■ TO DO ■
Reproduce each of the lines word for word.

start GIVEN RECORDS

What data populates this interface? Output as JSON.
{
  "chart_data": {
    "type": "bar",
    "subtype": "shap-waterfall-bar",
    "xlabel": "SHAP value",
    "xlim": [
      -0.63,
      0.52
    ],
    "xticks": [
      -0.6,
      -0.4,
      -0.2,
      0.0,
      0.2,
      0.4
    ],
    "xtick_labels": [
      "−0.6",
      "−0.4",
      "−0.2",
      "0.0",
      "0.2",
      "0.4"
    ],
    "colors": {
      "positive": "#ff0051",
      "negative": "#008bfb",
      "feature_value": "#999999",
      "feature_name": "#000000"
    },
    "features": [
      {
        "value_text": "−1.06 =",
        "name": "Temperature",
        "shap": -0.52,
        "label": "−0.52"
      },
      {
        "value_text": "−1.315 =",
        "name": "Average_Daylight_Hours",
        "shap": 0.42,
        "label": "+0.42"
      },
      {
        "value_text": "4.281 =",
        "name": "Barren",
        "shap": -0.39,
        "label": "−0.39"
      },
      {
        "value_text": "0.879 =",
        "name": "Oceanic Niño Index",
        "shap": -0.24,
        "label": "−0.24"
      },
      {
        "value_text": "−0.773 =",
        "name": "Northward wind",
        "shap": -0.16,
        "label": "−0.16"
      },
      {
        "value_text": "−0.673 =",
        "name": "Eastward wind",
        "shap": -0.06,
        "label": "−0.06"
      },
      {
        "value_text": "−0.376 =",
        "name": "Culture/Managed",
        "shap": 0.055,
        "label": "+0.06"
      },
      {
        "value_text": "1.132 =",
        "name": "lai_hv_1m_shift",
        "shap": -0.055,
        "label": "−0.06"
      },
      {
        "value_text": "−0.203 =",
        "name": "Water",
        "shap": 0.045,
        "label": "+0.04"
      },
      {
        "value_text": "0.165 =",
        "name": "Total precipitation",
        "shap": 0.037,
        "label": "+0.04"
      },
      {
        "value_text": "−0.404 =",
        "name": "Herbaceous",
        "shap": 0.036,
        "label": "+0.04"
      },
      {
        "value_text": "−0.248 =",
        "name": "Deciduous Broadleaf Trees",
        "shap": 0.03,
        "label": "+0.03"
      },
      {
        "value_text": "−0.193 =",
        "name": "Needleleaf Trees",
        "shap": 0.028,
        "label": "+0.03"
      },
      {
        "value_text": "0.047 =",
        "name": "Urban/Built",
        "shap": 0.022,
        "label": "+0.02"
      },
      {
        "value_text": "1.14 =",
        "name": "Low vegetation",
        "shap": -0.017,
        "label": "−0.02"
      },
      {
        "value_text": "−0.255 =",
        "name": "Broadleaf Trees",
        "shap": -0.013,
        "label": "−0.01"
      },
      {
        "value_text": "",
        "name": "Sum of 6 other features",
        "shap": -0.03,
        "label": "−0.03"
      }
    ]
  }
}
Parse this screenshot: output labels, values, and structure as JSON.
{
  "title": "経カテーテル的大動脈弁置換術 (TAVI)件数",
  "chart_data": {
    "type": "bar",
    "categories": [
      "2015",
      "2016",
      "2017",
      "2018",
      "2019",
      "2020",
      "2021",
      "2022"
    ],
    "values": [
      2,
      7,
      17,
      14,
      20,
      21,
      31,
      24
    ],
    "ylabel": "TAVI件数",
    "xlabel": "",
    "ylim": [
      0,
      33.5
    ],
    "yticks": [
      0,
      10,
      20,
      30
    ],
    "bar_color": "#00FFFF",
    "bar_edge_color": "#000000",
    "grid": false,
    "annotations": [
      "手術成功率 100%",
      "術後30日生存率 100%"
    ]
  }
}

end GIVEN RECORDS

■ COMPLETE ANSWER ■
What data populates this interface? Output as JSON.
{
  "chart_data": {
    "type": "bar",
    "subtype": "shap-waterfall-bar",
    "xlabel": "SHAP value",
    "xlim": [
      -0.63,
      0.52
    ],
    "xticks": [
      -0.6,
      -0.4,
      -0.2,
      0.0,
      0.2,
      0.4
    ],
    "xtick_labels": [
      "−0.6",
      "−0.4",
      "−0.2",
      "0.0",
      "0.2",
      "0.4"
    ],
    "colors": {
      "positive": "#ff0051",
      "negative": "#008bfb",
      "feature_value": "#999999",
      "feature_name": "#000000"
    },
    "features": [
      {
        "value_text": "−1.06 =",
        "name": "Temperature",
        "shap": -0.52,
        "label": "−0.52"
      },
      {
        "value_text": "−1.315 =",
        "name": "Average_Daylight_Hours",
        "shap": 0.42,
        "label": "+0.42"
      },
      {
        "value_text": "4.281 =",
        "name": "Barren",
        "shap": -0.39,
        "label": "−0.39"
      },
      {
        "value_text": "0.879 =",
        "name": "Oceanic Niño Index",
        "shap": -0.24,
        "label": "−0.24"
      },
      {
        "value_text": "−0.773 =",
        "name": "Northward wind",
        "shap": -0.16,
        "label": "−0.16"
      },
      {
        "value_text": "−0.673 =",
        "name": "Eastward wind",
        "shap": -0.06,
        "label": "−0.06"
      },
      {
        "value_text": "−0.376 =",
        "name": "Culture/Managed",
        "shap": 0.055,
        "label": "+0.06"
      },
      {
        "value_text": "1.132 =",
        "name": "lai_hv_1m_shift",
        "shap": -0.055,
        "label": "−0.06"
      },
      {
        "value_text": "−0.203 =",
        "name": "Water",
        "shap": 0.045,
        "label": "+0.04"
      },
      {
        "value_text": "0.165 =",
        "name": "Total precipitation",
        "shap": 0.037,
        "label": "+0.04"
      },
      {
        "value_text": "−0.404 =",
        "name": "Herbaceous",
        "shap": 0.036,
        "label": "+0.04"
      },
      {
        "value_text": "−0.248 =",
        "name": "Deciduous Broadleaf Trees",
        "shap": 0.03,
        "label": "+0.03"
      },
      {
        "value_text": "−0.193 =",
        "name": "Needleleaf Trees",
        "shap": 0.028,
        "label": "+0.03"
      },
      {
        "value_text": "0.047 =",
        "name": "Urban/Built",
        "shap": 0.022,
        "label": "+0.02"
      },
      {
        "value_text": "1.14 =",
        "name": "Low vegetation",
        "shap": -0.017,
        "label": "−0.02"
      },
      {
        "value_text": "−0.255 =",
        "name": "Broadleaf Trees",
        "shap": -0.013,
        "label": "−0.01"
      },
      {
        "value_text": "",
        "name": "Sum of 6 other features",
        "shap": -0.03,
        "label": "−0.03"
      }
    ]
  }
}
Parse this screenshot: output labels, values, and structure as JSON.
{
  "title": "経カテーテル的大動脈弁置換術 (TAVI)件数",
  "chart_data": {
    "type": "bar",
    "categories": [
      "2015",
      "2016",
      "2017",
      "2018",
      "2019",
      "2020",
      "2021",
      "2022"
    ],
    "values": [
      2,
      7,
      17,
      14,
      20,
      21,
      31,
      24
    ],
    "ylabel": "TAVI件数",
    "xlabel": "",
    "ylim": [
      0,
      33.5
    ],
    "yticks": [
      0,
      10,
      20,
      30
    ],
    "bar_color": "#00FFFF",
    "bar_edge_color": "#000000",
    "grid": false,
    "annotations": [
      "手術成功率 100%",
      "術後30日生存率 100%"
    ]
  }
}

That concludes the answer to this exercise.